**Stated task**
Write the listing out again, all of it, word for word.

Stored data:
▬▬▬▬▬▬▬▬▬▬
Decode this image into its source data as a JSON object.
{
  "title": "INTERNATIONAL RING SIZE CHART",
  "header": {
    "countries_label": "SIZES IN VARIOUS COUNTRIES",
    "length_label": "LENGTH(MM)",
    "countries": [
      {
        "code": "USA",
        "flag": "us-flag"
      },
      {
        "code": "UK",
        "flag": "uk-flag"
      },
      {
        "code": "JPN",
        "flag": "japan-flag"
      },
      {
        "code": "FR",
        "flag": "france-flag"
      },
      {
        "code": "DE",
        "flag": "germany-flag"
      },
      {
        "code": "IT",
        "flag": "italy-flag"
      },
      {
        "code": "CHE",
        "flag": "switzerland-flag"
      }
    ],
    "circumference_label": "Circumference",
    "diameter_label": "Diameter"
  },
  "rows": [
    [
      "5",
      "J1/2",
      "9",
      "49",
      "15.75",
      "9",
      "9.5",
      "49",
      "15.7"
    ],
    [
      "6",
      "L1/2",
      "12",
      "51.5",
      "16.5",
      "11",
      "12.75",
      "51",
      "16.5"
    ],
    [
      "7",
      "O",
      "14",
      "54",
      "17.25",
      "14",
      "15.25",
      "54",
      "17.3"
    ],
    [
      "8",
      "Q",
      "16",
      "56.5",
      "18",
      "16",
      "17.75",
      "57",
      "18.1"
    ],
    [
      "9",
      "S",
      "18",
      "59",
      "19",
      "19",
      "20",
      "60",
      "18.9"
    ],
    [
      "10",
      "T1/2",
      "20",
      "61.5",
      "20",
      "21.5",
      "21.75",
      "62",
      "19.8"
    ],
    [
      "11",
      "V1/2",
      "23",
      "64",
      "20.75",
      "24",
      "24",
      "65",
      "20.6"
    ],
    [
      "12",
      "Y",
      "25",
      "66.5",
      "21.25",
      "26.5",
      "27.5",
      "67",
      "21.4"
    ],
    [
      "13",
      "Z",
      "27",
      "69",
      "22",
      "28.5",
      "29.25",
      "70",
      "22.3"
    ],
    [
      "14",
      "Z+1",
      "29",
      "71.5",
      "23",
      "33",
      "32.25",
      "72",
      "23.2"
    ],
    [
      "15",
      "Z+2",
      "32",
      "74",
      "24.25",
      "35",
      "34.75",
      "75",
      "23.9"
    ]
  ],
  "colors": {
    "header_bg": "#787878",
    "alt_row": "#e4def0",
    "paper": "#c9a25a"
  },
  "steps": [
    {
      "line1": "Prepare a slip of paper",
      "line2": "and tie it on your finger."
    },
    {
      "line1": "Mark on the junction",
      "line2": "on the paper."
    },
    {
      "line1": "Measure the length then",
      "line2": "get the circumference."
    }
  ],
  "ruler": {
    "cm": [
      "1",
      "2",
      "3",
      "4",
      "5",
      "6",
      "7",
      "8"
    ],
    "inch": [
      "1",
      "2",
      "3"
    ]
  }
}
▬▬▬▬▬▬▬▬▬▬
**Answer for this exercise**
Decode this image into its source data as a JSON object.
{
  "title": "INTERNATIONAL RING SIZE CHART",
  "header": {
    "countries_label": "SIZES IN VARIOUS COUNTRIES",
    "length_label": "LENGTH(MM)",
    "countries": [
      {
        "code": "USA",
        "flag": "us-flag"
      },
      {
        "code": "UK",
        "flag": "uk-flag"
      },
      {
        "code": "JPN",
        "flag": "japan-flag"
      },
      {
        "code": "FR",
        "flag": "france-flag"
      },
      {
        "code": "DE",
        "flag": "germany-flag"
      },
      {
        "code": "IT",
        "flag": "italy-flag"
      },
      {
        "code": "CHE",
        "flag": "switzerland-flag"
      }
    ],
    "circumference_label": "Circumference",
    "diameter_label": "Diameter"
  },
  "rows": [
    [
      "5",
      "J1/2",
      "9",
      "49",
      "15.75",
      "9",
      "9.5",
      "49",
      "15.7"
    ],
    [
      "6",
      "L1/2",
      "12",
      "51.5",
      "16.5",
      "11",
      "12.75",
      "51",
      "16.5"
    ],
    [
      "7",
      "O",
      "14",
      "54",
      "17.25",
      "14",
      "15.25",
      "54",
      "17.3"
    ],
    [
      "8",
      "Q",
      "16",
      "56.5",
      "18",
      "16",
      "17.75",
      "57",
      "18.1"
    ],
    [
      "9",
      "S",
      "18",
      "59",
      "19",
      "19",
      "20",
      "60",
      "18.9"
    ],
    [
      "10",
      "T1/2",
      "20",
      "61.5",
      "20",
      "21.5",
      "21.75",
      "62",
      "19.8"
    ],
    [
      "11",
      "V1/2",
      "23",
      "64",
      "20.75",
      "24",
      "24",
      "65",
      "20.6"
    ],
    [
      "12",
      "Y",
      "25",
      "66.5",
      "21.25",
      "26.5",
      "27.5",
      "67",
      "21.4"
    ],
    [
      "13",
      "Z",
      "27",
      "69",
      "22",
      "28.5",
      "29.25",
      "70",
      "22.3"
    ],
    [
      "14",
      "Z+1",
      "29",
      "71.5",
      "23",
      "33",
      "32.25",
      "72",
      "23.2"
    ],
    [
      "15",
      "Z+2",
      "32",
      "74",
      "24.25",
      "35",
      "34.75",
      "75",
      "23.9"
    ]
  ],
  "colors": {
    "header_bg": "#787878",
    "alt_row": "#e4def0",
    "paper": "#c9a25a"
  },
  "steps": [
    {
      "line1": "Prepare a slip of paper",
      "line2": "and tie it on your finger."
    },
    {
      "line1": "Mark on the junction",
      "line2": "on the paper."
    },
    {
      "line1": "Measure the length then",
      "line2": "get the circumference."
    }
  ],
  "ruler": {
    "cm": [
      "1",
      "2",
      "3",
      "4",
      "5",
      "6",
      "7",
      "8"
    ],
    "inch": [
      "1",
      "2",
      "3"
    ]
  }
}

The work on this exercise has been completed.